DATA LINES -
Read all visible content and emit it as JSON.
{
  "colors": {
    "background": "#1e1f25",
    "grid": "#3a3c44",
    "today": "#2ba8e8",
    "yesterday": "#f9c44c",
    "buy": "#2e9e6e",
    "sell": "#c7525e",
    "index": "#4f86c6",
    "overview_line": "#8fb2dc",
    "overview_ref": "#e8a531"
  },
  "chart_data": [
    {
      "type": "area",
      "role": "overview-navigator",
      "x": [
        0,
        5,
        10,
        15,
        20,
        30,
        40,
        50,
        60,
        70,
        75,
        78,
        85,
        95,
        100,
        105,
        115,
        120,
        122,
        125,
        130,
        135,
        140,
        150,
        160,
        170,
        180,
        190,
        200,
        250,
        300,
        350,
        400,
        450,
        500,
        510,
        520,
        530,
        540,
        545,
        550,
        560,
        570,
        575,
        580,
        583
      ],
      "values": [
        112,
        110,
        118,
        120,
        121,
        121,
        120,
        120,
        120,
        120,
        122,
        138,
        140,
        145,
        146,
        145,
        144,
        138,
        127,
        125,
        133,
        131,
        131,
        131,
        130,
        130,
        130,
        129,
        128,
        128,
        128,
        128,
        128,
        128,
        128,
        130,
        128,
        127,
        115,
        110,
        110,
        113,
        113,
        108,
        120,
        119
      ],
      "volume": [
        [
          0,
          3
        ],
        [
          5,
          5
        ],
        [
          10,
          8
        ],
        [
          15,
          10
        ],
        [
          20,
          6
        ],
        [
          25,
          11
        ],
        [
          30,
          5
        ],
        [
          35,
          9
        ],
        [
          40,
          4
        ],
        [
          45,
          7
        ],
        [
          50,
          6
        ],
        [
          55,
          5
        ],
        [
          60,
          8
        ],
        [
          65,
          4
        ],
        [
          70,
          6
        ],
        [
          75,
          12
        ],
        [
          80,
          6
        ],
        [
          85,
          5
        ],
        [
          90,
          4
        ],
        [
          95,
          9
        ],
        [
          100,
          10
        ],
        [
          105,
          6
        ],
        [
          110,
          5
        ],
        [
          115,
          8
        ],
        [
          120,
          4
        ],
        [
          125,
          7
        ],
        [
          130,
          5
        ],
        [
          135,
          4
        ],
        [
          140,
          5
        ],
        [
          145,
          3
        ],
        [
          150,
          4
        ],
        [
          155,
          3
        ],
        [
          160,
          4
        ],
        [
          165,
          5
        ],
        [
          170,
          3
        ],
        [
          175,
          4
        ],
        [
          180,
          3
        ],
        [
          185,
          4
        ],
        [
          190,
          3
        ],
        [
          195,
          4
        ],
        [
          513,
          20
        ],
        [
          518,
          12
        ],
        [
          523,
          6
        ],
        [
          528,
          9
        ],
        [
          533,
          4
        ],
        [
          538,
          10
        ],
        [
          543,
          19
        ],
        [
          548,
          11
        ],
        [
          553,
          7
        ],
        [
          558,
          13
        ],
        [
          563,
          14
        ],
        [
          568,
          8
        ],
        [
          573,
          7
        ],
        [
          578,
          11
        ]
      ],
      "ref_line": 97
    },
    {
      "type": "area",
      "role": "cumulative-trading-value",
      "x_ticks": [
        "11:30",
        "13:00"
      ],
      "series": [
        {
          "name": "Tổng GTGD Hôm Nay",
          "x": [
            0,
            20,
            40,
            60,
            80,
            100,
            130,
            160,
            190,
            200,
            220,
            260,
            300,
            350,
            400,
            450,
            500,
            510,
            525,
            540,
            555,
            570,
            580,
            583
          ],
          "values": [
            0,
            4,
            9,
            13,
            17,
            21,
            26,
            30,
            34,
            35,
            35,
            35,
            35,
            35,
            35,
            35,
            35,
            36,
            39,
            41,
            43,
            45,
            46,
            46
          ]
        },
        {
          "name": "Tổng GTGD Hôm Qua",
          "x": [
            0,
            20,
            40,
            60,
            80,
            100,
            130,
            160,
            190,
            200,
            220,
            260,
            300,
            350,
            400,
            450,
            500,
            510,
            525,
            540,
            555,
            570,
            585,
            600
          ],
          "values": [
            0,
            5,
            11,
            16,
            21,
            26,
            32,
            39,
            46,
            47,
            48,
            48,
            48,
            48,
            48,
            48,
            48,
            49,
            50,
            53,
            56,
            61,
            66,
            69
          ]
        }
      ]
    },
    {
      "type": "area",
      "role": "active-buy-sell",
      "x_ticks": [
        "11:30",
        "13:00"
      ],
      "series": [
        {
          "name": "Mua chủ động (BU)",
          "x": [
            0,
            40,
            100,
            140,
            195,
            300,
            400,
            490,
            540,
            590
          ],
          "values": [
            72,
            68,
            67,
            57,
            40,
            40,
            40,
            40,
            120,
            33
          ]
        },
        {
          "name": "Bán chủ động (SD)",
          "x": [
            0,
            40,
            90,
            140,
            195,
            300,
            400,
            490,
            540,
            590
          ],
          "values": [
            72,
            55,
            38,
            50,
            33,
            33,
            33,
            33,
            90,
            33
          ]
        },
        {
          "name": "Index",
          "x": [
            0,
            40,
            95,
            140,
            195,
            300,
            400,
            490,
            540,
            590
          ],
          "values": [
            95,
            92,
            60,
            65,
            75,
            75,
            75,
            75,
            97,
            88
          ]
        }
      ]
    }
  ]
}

...

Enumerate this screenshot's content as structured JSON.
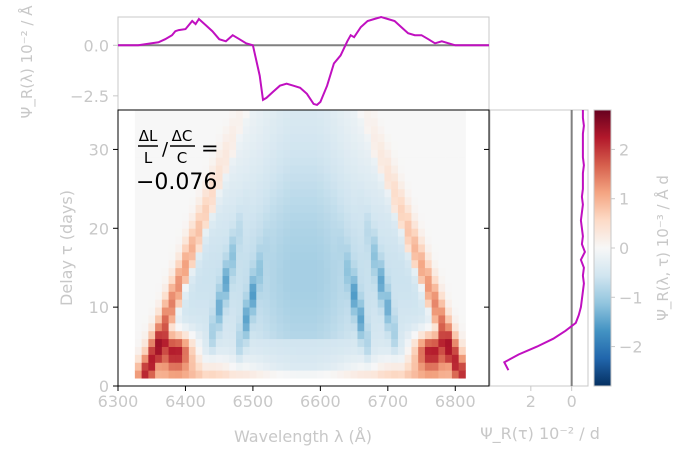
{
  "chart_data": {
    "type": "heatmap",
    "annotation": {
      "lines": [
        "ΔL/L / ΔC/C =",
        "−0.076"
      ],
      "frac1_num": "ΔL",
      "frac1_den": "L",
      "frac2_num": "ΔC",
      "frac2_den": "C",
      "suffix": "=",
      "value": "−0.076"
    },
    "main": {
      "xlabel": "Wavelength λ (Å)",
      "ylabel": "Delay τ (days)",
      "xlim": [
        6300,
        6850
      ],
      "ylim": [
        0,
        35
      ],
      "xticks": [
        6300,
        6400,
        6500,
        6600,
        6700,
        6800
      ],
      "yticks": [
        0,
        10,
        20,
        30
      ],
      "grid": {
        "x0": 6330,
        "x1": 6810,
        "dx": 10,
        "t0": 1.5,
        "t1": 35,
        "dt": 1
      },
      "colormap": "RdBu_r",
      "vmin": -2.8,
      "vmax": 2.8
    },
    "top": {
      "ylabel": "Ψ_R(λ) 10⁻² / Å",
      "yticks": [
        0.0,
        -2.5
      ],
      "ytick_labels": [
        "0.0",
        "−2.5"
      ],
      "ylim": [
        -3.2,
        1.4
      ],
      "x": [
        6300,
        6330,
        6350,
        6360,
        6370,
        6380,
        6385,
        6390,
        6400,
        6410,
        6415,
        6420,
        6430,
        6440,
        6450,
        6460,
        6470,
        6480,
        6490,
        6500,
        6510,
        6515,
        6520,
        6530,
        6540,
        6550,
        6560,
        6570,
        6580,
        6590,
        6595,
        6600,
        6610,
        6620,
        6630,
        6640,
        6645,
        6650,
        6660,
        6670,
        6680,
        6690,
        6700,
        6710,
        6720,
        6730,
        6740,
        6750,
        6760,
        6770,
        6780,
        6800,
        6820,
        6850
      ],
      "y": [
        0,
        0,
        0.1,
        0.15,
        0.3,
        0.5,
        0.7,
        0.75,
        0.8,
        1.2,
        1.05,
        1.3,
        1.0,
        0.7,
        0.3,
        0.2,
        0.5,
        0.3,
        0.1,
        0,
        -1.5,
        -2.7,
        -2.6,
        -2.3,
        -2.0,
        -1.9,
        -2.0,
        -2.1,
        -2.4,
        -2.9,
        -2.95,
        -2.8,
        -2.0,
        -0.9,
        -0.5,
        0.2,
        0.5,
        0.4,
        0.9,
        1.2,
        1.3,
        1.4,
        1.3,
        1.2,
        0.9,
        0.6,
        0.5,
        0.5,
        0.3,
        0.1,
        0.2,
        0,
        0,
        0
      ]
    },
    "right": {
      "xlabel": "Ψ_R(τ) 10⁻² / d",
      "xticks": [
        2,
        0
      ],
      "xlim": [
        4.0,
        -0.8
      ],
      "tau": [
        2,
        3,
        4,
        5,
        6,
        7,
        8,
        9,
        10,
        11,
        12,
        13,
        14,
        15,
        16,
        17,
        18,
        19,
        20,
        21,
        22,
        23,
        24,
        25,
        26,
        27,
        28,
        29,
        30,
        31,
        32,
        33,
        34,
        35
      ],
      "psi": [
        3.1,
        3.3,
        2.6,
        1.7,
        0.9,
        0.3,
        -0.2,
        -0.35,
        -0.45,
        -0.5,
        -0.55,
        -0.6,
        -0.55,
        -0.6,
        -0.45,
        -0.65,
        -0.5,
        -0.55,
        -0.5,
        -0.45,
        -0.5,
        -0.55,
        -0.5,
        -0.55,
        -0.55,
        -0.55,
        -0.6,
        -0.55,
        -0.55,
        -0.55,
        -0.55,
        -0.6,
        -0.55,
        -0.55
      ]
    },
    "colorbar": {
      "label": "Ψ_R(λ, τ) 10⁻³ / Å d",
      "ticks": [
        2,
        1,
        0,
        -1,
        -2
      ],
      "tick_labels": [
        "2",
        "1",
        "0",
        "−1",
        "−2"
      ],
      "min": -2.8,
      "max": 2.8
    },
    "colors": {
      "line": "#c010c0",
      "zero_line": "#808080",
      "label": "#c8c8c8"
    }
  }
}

TASK OBJECTIVE - Scan the entries above and work out how many lines include the word "Tổng"; the reply is that number alone.

FINISHED EXERCISE - 2